[Records excerpted from a collection]
□ □ □ □
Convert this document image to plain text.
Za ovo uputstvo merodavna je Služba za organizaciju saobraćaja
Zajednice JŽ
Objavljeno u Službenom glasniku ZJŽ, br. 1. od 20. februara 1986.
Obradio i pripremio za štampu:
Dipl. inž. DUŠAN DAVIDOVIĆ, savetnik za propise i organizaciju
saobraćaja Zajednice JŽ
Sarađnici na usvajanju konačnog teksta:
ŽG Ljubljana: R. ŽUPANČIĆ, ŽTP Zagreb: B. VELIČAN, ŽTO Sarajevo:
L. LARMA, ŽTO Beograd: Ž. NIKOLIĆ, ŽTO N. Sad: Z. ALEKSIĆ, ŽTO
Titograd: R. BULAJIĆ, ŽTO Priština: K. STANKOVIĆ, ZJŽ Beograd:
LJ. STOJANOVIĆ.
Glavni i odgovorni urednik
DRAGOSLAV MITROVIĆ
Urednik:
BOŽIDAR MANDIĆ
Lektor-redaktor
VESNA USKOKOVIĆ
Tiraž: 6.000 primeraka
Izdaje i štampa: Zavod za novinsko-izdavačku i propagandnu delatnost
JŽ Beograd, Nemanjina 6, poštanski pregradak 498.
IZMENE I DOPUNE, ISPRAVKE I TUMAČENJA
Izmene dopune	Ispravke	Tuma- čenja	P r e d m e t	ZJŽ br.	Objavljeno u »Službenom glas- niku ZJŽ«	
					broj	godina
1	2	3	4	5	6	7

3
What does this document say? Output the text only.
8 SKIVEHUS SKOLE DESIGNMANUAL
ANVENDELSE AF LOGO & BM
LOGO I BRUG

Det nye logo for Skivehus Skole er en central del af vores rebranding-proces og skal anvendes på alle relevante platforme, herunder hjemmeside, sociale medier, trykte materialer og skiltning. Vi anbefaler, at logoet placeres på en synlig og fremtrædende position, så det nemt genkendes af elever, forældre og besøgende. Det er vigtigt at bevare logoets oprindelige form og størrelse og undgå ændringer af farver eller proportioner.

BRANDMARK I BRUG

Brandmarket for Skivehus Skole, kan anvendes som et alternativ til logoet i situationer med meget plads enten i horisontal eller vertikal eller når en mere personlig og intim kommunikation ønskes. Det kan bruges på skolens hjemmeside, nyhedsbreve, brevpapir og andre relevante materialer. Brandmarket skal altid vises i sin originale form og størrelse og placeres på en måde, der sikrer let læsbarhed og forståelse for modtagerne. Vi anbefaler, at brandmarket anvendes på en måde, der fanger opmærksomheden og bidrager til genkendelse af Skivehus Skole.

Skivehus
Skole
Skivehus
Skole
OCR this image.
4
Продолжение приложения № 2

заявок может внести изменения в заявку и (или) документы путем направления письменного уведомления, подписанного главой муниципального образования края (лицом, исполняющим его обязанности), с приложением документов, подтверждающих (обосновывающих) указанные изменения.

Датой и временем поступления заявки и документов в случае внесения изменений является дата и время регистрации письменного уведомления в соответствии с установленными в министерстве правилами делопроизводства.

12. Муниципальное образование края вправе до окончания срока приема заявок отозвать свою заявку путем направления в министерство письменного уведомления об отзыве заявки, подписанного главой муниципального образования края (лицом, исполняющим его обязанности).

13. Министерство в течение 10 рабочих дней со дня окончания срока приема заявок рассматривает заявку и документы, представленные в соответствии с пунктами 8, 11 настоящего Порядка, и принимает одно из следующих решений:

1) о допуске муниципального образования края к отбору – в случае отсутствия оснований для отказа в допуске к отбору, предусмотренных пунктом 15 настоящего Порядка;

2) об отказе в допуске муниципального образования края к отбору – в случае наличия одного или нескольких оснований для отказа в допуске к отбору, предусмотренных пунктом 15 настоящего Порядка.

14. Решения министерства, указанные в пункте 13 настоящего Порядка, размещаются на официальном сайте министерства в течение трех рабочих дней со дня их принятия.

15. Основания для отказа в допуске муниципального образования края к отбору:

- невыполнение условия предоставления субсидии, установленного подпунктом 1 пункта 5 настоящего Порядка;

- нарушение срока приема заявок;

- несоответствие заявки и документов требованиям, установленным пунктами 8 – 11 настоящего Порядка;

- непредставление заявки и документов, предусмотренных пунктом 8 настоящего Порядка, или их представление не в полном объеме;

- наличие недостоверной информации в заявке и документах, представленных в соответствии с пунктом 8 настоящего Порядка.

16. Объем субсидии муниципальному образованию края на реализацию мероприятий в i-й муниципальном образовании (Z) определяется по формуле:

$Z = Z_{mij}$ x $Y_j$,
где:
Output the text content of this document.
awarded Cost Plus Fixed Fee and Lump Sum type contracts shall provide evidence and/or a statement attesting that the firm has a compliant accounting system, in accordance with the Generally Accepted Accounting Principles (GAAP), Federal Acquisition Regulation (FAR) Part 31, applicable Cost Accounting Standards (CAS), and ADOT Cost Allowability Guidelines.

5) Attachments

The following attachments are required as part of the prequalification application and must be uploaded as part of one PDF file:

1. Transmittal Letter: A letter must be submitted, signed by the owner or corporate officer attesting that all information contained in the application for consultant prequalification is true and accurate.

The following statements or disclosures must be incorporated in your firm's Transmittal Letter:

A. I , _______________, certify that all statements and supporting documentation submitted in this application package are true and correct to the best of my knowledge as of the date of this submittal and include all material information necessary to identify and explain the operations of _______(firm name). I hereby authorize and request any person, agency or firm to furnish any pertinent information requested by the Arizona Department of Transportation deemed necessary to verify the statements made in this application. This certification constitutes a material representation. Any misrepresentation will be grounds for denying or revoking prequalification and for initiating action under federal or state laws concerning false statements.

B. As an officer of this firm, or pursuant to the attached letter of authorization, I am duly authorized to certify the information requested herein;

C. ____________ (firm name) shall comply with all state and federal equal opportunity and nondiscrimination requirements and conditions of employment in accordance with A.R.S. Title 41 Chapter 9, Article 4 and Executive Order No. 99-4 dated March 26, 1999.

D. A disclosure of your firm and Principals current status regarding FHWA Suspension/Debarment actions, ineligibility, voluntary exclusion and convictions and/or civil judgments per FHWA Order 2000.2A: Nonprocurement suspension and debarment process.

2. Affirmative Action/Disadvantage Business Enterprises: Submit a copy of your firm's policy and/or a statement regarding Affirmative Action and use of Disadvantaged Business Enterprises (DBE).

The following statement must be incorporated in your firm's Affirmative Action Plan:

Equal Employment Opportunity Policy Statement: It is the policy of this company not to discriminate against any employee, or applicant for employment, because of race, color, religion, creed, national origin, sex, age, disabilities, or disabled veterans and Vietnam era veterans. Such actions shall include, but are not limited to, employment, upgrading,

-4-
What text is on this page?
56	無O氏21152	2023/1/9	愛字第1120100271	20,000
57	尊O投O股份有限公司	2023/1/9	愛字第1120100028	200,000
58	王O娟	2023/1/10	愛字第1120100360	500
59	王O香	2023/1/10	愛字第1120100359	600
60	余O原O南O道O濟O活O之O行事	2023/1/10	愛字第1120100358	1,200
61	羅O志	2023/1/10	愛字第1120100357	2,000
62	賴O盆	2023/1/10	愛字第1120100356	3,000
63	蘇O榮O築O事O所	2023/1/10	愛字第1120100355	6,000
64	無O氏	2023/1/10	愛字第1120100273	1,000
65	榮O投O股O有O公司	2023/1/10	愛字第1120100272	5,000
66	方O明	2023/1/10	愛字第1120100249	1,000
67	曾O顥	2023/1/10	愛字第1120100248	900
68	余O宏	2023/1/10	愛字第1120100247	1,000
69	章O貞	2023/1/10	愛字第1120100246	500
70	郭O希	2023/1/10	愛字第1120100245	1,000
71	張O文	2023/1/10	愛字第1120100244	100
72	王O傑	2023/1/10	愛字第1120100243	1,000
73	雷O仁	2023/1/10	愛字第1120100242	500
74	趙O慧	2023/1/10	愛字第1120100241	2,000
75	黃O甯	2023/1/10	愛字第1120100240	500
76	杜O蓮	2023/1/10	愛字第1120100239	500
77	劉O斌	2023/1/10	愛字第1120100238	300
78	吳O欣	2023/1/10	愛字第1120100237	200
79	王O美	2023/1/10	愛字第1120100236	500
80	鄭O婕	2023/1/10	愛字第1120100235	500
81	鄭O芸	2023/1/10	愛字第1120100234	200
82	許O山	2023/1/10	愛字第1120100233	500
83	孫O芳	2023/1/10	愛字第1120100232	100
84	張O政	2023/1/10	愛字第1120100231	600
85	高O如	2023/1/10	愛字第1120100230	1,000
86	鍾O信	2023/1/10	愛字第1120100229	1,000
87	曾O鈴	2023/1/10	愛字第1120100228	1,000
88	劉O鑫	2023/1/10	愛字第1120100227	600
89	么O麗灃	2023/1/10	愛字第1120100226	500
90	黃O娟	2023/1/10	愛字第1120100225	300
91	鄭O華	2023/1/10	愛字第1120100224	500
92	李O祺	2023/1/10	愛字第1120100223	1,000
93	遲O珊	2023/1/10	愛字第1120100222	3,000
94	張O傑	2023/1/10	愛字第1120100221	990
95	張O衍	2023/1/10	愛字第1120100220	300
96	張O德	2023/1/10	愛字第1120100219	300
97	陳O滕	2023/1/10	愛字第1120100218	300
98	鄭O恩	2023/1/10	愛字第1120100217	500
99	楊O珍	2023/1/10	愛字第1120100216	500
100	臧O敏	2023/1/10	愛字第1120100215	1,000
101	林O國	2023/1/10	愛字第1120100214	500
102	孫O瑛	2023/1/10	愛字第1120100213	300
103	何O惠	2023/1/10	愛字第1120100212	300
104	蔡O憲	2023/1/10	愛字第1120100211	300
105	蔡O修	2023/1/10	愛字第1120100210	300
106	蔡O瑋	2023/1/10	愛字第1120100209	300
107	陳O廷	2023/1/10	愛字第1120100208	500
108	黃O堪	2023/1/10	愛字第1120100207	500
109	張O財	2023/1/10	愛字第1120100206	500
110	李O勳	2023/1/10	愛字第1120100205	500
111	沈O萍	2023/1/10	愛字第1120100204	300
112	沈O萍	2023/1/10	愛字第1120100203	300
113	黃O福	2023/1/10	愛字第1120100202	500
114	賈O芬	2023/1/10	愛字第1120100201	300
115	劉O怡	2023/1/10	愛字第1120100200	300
□ □ □ □
Work out how many lines of the listing above include the word "hjemmeside". Report only the number.

2